ABOUT THIS TASK → In the passage on outsourcing and the gig economy, update the section from "AirBnb allows one" up to and including "the professionals vanished." so that "incentives" replaces "subsidies", and give that section again.

This is also relevant for DAOs, which basically represent the ultimate endpoint of the outsourcing process. In a world where the internet (including blockchain) basically obviates all search and information costs, DAOs would be the natural way to do everything (in fact, this is sort of the premise of Rainbows End, one of my favorite futuristic sci-fi novels). But the disappointment of the gig economy could be a sign that this corporation-less sci-fi future is still a ways off.
AirBnb is doing well since it provides a way around zoning rules so that one can operate a hotel in a residential neighborhood. Since it can benefit property owners who are also voters and taxpayers, it is hard, but not impossible, to regulate. It drives up local rents and property values, so it can produce a lot of value while strangling a local economy.
AirBnb allows one to maximize the return on one's capital. Uber and the like don't allow one to maximize the return on one's labor. The original Uber ride sharing idea was that Uber would be a spare time operation, but it quickly professionalized when subsidies made it profitable. When the subsidies vanished, a lot of the professionals vanished.
I think Coase was slightly off target. Companies exist because they can cross subsidize operations to support an efficient internal system based on highly optimized and specialized knowledge. A profitable, efficient company is always going to have some components that cannot be justified internally by their own profitability but are critical to their overall success. The necessary transactions could not be justified if outsourced, but can easily be justified if the transaction costs can be hidden. That's hidden, not necessarily minimized. The secret sauce is often that those costs need not be minimized.
One example is Amazon. It internally subsidized the construction of AWS and its logistics systems. It was unable to show a profit for a decade, but as a company it was able to hide the internal cost structure until a dominant position was achieved. Even now, Amazon has a lot of invisible internal cross subsidies. When it starts farming out the relevant operations to Mechanical Turk, it will be time to short the stock.
Another example is Boeing which hid the cost of its engineering based internals. Even assembly line workers were expected to think like and work like engineers. Engineers were expected to have contact with the factory floor and deal with every component of an aircraft. This let them design and build aircraft profitably. When they made the internal subsidies visible, they started outsourcing, relying on contractors and lower cost labor. Now they can barely build aircraft, and it is unclear if they will be able to take the next step in aviation.
In Israel, taxis have always been obtained from many small companies, or even individual drivers who built a customer list. Their response to Uber was swift and effective. An app mysteriously appeared, that all drivers use to respond to your call in the same taxis as before. So they pretty much replaced one dispatcher for each company with the app, and life continues as before.

DATA SHOWN →
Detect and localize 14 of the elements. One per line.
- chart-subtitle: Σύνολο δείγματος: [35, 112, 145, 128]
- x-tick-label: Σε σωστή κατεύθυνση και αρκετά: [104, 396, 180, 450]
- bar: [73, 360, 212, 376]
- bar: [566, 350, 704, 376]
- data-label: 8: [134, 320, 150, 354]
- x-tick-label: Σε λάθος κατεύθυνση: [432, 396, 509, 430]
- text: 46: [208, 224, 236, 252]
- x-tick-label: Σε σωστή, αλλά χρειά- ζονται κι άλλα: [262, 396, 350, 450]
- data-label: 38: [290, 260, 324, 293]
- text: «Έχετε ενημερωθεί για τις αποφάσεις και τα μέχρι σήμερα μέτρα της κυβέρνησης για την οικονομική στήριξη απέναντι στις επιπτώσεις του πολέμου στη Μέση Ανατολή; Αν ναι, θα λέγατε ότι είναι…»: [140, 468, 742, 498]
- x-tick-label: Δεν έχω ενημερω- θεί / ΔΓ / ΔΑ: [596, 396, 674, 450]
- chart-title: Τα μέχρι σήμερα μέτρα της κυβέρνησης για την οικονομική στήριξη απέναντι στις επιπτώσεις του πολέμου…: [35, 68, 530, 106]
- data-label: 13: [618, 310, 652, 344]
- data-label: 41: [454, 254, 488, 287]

WRITTEN ANSWER →
AirBnb allows one to maximize the return on one's capital. Uber and the like don't allow one to maximize the return on one's labor. The original Uber ride sharing idea was that Uber would be a spare time operation, but it quickly professionalized when incentives made it profitable. When the incentives vanished, a lot of the professionals vanished.